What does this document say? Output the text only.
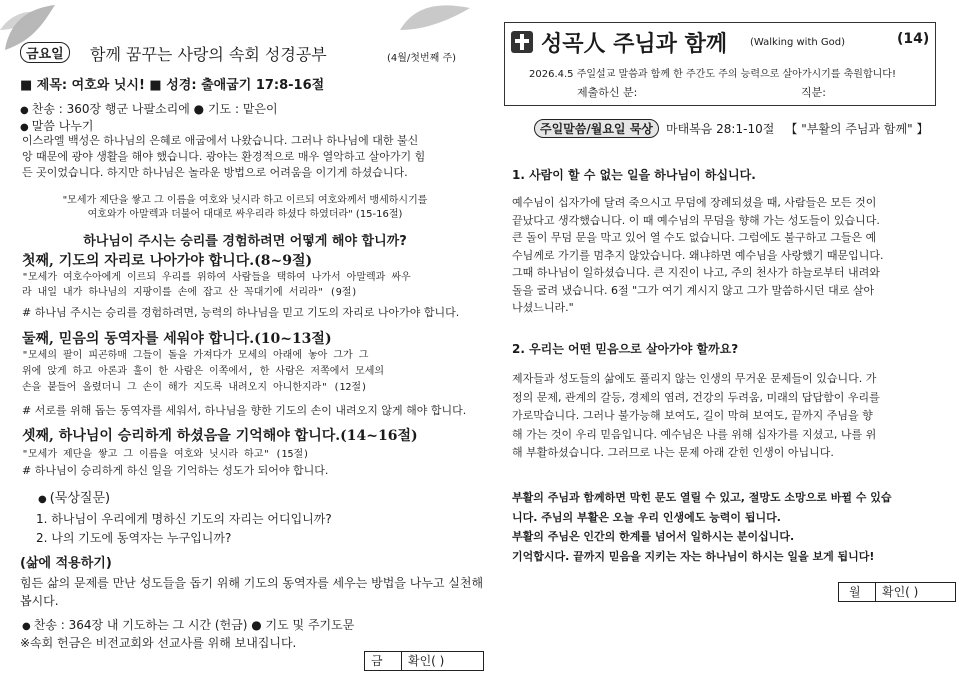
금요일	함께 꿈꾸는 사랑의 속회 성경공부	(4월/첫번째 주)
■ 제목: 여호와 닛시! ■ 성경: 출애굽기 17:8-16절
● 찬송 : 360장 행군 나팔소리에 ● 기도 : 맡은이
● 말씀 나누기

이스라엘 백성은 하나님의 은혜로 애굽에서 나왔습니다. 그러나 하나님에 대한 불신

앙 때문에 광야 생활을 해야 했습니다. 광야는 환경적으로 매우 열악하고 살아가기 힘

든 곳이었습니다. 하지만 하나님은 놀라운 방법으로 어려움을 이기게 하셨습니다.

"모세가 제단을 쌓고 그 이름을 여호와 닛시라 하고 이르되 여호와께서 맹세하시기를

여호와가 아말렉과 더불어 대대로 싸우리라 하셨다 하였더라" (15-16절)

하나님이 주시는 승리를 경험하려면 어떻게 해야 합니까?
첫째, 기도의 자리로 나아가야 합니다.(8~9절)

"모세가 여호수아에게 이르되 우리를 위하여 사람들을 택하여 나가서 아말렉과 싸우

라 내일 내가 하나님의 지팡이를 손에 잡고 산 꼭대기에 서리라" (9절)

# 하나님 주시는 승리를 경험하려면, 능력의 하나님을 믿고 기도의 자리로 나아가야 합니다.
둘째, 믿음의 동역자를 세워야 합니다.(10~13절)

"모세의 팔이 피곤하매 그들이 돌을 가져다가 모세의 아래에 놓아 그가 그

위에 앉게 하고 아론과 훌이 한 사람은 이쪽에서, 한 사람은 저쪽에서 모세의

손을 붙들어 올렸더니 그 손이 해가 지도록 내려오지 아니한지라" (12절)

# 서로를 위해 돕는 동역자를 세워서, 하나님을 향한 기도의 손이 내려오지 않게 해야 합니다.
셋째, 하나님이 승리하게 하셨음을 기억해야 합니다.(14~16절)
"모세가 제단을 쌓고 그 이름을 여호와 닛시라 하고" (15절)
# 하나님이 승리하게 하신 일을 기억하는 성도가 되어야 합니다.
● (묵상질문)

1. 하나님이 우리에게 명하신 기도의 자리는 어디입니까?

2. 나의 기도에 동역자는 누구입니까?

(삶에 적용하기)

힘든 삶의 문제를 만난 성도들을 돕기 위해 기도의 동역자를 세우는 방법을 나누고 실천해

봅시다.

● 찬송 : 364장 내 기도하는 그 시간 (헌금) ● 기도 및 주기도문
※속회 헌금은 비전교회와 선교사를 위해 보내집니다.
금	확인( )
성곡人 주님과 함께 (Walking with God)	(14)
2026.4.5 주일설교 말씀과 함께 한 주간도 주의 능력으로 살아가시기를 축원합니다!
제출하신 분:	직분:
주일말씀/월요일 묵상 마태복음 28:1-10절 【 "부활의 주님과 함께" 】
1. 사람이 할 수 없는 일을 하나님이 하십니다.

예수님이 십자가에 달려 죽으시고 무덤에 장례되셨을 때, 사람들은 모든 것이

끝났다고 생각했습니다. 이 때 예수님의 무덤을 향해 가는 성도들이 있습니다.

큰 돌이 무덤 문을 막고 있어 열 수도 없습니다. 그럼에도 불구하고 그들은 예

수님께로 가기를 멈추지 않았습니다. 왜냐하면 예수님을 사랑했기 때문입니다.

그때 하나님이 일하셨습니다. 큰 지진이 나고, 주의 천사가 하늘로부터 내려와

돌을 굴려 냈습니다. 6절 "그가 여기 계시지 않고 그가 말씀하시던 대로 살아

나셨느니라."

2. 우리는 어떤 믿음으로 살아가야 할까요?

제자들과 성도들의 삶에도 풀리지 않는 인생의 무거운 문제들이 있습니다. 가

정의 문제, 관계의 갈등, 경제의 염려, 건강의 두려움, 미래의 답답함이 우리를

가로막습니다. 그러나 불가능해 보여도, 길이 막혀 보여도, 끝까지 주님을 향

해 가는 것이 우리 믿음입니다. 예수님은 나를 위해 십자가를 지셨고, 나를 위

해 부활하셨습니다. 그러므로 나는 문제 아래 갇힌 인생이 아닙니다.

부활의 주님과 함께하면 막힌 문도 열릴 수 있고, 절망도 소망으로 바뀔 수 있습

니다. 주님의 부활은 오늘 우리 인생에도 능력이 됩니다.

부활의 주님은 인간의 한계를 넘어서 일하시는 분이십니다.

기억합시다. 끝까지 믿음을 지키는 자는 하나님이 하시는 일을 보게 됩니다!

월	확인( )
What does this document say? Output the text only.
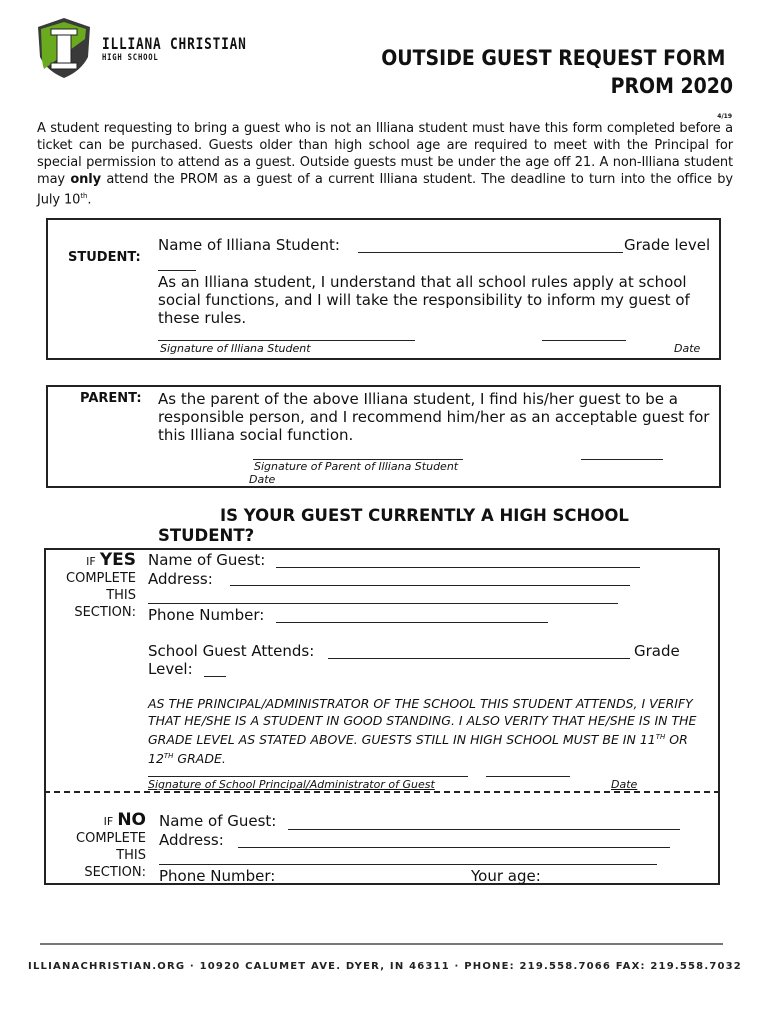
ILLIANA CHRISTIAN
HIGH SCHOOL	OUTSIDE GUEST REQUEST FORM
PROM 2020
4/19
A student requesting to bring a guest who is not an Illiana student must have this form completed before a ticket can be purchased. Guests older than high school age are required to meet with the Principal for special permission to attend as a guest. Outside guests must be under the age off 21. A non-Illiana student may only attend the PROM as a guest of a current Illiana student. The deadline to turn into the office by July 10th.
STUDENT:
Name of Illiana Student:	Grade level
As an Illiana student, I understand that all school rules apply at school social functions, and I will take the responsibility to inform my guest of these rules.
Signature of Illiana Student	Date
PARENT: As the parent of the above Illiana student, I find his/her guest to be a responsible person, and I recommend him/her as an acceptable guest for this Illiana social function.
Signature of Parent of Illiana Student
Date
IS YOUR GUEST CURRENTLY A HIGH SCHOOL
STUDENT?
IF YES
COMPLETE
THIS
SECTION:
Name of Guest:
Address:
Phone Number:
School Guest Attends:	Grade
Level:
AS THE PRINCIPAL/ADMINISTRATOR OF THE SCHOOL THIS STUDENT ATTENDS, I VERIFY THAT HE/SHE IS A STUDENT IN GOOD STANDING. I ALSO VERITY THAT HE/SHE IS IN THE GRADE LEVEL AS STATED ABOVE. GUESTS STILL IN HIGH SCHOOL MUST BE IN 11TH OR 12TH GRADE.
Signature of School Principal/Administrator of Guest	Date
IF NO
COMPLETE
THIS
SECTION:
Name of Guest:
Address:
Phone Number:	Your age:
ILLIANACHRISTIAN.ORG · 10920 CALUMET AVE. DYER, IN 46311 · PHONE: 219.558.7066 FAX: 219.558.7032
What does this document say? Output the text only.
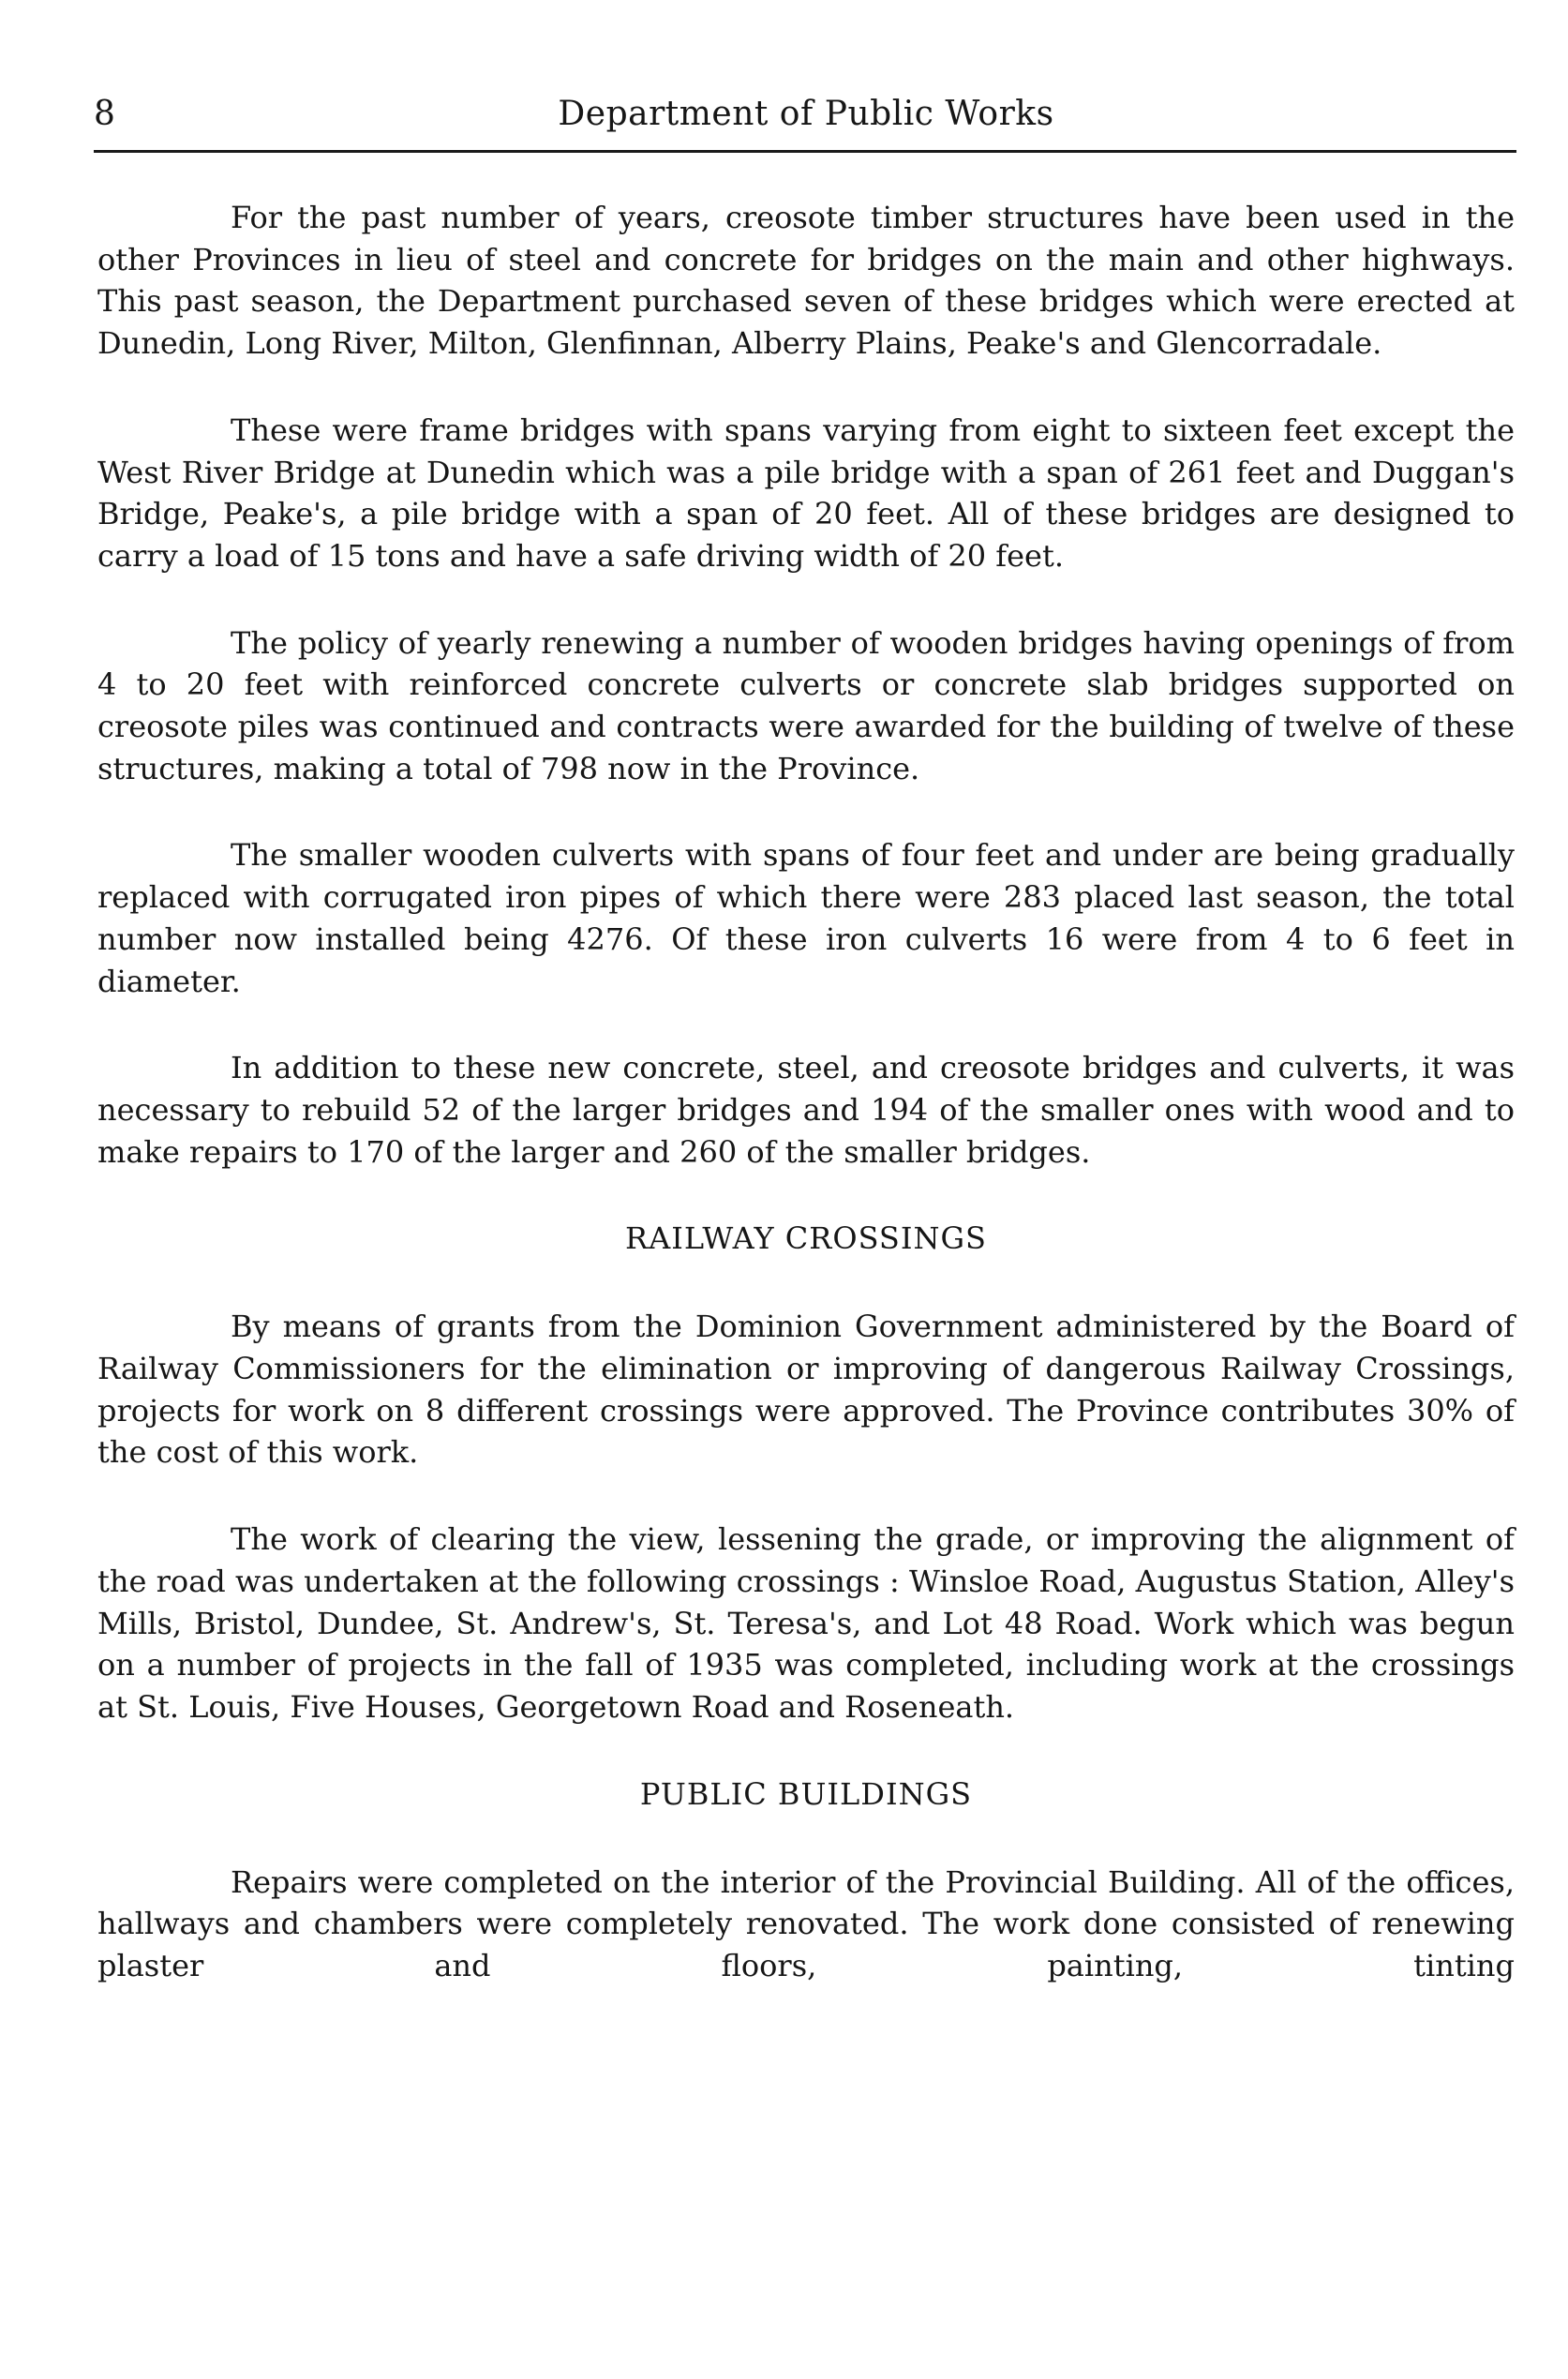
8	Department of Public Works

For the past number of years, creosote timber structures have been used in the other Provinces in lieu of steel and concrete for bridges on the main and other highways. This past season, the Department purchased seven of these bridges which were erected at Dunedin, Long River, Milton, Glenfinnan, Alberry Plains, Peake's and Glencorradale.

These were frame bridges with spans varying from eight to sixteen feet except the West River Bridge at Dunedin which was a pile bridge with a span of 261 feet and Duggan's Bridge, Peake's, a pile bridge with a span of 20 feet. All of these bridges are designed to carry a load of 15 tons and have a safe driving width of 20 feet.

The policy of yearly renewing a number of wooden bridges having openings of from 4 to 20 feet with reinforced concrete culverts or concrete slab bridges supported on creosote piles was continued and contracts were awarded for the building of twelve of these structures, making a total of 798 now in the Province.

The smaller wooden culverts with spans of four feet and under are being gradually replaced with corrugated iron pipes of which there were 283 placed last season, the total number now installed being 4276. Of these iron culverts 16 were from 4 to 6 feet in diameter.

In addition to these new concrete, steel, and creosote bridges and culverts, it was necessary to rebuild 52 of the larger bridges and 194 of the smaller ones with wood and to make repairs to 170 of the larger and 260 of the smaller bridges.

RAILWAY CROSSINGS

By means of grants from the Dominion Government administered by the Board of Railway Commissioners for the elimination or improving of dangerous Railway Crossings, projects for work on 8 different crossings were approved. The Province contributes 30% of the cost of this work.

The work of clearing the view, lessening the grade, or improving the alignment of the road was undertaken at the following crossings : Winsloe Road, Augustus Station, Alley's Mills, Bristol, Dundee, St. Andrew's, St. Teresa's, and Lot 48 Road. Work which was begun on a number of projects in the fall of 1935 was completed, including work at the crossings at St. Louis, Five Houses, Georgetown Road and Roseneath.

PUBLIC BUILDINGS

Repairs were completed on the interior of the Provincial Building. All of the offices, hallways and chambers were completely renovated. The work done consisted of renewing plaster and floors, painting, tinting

-=-=-=-=-

→ **REQUIREMENT**
Copy each line of the listing that includes "하나님을".

→ **RESULT OF THIS TASK**
# 하나님 주시는 승리를 경험하려면, 능력의 하나님을 믿고 기도의 자리로 나아가야 합니다.
# 서로를 위해 돕는 동역자를 세워서, 하나님을 향한 기도의 손이 내려오지 않게 해야 합니다.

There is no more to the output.